— Record list —
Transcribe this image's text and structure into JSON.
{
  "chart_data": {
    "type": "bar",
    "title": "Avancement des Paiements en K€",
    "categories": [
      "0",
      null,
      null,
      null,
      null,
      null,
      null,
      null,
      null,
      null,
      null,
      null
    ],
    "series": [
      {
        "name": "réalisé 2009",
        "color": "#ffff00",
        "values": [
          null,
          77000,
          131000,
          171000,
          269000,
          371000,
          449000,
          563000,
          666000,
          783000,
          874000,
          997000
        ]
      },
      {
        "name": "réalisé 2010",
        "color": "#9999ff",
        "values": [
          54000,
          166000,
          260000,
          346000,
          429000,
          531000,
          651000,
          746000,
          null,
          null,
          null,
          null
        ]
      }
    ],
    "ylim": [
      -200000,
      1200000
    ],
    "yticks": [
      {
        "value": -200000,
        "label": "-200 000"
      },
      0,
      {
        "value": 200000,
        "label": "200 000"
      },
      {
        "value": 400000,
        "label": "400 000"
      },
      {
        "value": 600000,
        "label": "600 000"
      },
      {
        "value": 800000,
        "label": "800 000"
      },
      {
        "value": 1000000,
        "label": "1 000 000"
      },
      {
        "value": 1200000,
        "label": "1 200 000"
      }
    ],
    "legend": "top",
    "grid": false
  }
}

— Problem to work on —
Pick out lines containing the word "réalisé", each one as written.

— Written reply —
        "name": "réalisé 2009",
        "name": "réalisé 2010",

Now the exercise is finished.